* [STORED DATA]:
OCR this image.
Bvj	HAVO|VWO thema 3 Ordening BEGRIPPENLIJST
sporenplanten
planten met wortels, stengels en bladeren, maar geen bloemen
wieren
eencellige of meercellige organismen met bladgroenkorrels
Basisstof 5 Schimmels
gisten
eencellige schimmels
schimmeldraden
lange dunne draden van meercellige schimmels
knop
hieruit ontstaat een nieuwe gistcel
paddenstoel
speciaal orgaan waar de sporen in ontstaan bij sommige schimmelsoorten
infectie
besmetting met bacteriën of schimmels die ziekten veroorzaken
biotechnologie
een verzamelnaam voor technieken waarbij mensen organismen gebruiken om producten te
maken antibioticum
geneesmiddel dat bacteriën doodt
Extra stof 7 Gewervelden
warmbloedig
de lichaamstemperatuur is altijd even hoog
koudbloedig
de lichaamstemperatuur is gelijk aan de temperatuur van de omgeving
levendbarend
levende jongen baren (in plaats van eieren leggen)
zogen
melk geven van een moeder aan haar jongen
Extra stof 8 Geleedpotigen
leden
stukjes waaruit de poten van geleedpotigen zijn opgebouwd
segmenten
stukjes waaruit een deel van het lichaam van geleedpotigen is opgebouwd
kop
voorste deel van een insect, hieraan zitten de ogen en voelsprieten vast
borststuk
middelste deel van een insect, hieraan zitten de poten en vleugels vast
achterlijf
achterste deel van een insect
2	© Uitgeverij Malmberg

* [PROBLEM DESCRIPTION]: Exactly as written, give the records again.

* [YOUR RESPONSE]:
OCR this image.
Bvj	HAVO|VWO thema 3 Ordening BEGRIPPENLIJST
sporenplanten
planten met wortels, stengels en bladeren, maar geen bloemen
wieren
eencellige of meercellige organismen met bladgroenkorrels
Basisstof 5 Schimmels
gisten
eencellige schimmels
schimmeldraden
lange dunne draden van meercellige schimmels
knop
hieruit ontstaat een nieuwe gistcel
paddenstoel
speciaal orgaan waar de sporen in ontstaan bij sommige schimmelsoorten
infectie
besmetting met bacteriën of schimmels die ziekten veroorzaken
biotechnologie
een verzamelnaam voor technieken waarbij mensen organismen gebruiken om producten te
maken antibioticum
geneesmiddel dat bacteriën doodt
Extra stof 7 Gewervelden
warmbloedig
de lichaamstemperatuur is altijd even hoog
koudbloedig
de lichaamstemperatuur is gelijk aan de temperatuur van de omgeving
levendbarend
levende jongen baren (in plaats van eieren leggen)
zogen
melk geven van een moeder aan haar jongen
Extra stof 8 Geleedpotigen
leden
stukjes waaruit de poten van geleedpotigen zijn opgebouwd
segmenten
stukjes waaruit een deel van het lichaam van geleedpotigen is opgebouwd
kop
voorste deel van een insect, hieraan zitten de ogen en voelsprieten vast
borststuk
middelste deel van een insect, hieraan zitten de poten en vleugels vast
achterlijf
achterste deel van een insect
2	© Uitgeverij Malmberg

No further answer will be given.